» SHORT PROBLEM: In the entries below, find every line holding the string "panel" and collect it.

» DATA SECTION:
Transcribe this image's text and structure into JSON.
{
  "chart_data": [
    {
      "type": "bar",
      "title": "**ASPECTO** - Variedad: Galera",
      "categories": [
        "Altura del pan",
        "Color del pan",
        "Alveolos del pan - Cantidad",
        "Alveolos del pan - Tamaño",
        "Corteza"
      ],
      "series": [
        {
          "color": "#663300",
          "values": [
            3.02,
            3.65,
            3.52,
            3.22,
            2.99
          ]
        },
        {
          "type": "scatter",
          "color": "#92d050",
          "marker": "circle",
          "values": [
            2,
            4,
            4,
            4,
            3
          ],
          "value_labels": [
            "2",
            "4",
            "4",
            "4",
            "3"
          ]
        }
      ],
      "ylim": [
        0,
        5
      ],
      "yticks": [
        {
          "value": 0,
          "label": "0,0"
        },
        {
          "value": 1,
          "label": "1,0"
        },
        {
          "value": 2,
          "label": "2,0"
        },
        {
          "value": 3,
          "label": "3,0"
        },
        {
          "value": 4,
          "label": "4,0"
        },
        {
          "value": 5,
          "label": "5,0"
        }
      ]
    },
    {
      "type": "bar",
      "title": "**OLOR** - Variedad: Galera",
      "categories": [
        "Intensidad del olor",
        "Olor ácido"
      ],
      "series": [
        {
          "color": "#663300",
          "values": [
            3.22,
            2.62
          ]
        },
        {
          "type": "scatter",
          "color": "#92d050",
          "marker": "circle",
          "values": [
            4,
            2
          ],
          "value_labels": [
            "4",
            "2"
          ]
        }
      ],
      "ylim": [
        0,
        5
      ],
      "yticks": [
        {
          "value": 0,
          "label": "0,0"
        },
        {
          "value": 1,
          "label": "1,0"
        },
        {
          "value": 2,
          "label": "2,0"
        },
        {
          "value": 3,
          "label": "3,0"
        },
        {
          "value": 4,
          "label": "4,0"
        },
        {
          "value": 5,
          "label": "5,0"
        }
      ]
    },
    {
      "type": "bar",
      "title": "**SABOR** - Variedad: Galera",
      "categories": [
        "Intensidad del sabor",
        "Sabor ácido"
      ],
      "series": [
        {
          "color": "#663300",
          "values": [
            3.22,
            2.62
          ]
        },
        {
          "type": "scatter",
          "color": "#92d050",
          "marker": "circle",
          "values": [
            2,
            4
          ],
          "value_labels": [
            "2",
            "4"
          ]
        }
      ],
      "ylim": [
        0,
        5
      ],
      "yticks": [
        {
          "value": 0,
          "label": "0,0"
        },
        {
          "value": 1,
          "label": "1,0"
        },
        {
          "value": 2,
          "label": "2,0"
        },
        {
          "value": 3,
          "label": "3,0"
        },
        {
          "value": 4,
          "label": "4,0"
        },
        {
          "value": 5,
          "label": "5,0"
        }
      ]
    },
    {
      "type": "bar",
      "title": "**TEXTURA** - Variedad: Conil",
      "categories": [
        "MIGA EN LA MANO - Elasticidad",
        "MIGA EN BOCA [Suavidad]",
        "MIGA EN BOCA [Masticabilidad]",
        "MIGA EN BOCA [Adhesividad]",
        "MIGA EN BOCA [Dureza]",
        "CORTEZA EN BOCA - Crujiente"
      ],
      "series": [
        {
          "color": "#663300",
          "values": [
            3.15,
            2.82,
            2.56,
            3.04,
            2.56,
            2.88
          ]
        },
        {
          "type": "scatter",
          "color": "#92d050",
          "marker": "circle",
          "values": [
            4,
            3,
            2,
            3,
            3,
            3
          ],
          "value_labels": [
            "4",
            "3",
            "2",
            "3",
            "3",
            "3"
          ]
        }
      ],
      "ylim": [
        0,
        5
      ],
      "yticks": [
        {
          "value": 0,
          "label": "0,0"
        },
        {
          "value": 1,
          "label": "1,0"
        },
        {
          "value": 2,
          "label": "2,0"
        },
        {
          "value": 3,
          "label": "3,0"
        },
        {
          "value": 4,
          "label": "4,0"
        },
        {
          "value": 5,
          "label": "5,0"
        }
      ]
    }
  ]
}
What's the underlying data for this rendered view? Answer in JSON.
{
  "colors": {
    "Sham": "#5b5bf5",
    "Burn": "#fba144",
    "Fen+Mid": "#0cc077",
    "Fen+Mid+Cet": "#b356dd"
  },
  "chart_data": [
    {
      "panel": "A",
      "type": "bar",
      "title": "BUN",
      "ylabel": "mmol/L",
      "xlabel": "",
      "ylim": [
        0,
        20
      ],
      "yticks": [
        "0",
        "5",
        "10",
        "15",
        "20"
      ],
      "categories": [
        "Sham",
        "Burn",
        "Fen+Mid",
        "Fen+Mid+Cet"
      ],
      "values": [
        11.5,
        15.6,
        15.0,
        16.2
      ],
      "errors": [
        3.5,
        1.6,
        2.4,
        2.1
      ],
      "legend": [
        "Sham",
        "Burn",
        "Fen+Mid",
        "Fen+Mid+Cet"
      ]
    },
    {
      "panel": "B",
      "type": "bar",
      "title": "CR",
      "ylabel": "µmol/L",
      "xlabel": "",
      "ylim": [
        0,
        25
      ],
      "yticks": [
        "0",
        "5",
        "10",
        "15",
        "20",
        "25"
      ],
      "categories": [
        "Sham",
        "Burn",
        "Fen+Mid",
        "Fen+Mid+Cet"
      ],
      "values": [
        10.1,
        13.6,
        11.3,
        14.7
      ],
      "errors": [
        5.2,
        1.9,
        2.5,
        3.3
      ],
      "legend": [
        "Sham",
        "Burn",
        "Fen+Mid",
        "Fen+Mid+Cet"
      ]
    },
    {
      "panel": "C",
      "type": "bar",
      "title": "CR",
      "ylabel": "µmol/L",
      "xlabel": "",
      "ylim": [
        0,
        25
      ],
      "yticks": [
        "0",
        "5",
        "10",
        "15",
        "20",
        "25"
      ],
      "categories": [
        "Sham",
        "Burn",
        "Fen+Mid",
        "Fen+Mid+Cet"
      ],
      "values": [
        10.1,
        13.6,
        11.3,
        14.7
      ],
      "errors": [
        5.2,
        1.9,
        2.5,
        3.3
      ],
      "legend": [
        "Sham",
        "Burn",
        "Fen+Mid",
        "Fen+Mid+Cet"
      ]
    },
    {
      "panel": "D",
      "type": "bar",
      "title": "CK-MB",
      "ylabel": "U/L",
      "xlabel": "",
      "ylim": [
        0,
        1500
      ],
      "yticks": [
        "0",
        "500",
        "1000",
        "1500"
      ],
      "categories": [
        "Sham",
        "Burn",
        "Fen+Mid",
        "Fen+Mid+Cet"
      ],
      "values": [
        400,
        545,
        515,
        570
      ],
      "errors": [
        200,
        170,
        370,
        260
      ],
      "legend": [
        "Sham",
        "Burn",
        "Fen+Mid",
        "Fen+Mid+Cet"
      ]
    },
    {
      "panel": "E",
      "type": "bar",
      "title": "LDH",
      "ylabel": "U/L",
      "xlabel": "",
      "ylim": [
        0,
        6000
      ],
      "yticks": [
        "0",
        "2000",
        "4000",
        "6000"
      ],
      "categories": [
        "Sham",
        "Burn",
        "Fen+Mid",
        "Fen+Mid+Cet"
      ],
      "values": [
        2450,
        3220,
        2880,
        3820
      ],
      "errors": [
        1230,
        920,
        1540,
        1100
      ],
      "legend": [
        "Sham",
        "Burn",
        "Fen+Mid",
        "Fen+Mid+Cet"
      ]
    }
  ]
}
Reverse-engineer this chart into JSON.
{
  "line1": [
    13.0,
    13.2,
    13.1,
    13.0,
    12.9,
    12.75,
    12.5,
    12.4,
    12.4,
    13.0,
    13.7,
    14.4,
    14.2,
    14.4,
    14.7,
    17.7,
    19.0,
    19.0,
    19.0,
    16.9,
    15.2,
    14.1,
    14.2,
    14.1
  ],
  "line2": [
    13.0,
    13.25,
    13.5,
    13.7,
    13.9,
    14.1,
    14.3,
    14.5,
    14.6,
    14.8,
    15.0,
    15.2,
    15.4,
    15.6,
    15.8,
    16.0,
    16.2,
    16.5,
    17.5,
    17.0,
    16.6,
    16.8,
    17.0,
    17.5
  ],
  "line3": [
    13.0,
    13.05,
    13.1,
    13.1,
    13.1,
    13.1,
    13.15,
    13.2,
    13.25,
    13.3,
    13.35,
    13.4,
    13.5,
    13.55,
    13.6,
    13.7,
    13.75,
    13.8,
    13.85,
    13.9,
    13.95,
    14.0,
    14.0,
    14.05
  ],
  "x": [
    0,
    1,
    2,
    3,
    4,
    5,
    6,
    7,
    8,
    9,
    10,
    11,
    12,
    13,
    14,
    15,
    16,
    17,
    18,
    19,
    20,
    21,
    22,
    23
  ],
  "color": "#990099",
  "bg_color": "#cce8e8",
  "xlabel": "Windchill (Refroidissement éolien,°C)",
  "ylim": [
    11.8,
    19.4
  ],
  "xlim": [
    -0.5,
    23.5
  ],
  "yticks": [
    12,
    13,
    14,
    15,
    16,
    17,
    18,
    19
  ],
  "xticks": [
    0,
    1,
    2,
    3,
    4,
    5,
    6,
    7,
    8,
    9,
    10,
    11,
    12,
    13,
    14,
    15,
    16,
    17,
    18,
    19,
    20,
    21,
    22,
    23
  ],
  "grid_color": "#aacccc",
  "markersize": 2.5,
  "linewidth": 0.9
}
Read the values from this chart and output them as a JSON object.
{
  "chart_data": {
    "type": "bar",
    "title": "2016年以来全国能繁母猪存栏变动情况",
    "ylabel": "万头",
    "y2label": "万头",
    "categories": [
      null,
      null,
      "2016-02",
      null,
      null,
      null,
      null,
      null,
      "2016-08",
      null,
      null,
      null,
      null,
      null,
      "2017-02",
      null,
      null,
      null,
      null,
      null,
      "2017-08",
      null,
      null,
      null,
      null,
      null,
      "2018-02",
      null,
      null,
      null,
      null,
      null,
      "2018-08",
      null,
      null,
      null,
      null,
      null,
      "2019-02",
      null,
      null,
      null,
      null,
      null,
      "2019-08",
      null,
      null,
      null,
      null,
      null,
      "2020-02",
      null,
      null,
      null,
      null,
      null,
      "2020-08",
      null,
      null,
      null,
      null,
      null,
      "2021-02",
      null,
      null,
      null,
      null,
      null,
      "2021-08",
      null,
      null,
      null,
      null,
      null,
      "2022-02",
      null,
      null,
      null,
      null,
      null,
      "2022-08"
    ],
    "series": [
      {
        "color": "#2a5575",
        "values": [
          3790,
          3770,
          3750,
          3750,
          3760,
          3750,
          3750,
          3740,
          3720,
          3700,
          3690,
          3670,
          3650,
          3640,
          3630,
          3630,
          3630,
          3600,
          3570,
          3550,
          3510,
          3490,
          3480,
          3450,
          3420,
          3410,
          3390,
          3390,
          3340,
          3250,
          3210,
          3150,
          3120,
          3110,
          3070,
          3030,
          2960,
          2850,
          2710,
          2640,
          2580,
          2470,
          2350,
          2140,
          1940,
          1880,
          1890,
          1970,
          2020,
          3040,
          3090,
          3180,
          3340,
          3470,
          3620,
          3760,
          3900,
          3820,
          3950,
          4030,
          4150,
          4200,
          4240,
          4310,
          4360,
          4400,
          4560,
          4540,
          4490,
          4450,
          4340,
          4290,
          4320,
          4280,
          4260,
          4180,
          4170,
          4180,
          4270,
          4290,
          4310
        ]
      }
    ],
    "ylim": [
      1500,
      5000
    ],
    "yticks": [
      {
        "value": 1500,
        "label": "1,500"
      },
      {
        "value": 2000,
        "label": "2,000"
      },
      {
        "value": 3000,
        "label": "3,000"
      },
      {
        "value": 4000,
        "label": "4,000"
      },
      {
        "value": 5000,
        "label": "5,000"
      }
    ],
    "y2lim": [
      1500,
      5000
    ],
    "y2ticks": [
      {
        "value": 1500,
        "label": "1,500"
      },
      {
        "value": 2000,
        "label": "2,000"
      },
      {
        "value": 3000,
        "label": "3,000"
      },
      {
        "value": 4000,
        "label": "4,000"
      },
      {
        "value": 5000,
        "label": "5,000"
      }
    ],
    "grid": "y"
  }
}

» TASK RESULT:
      "panel": "A",
      "panel": "B",
      "panel": "C",
      "panel": "D",
      "panel": "E",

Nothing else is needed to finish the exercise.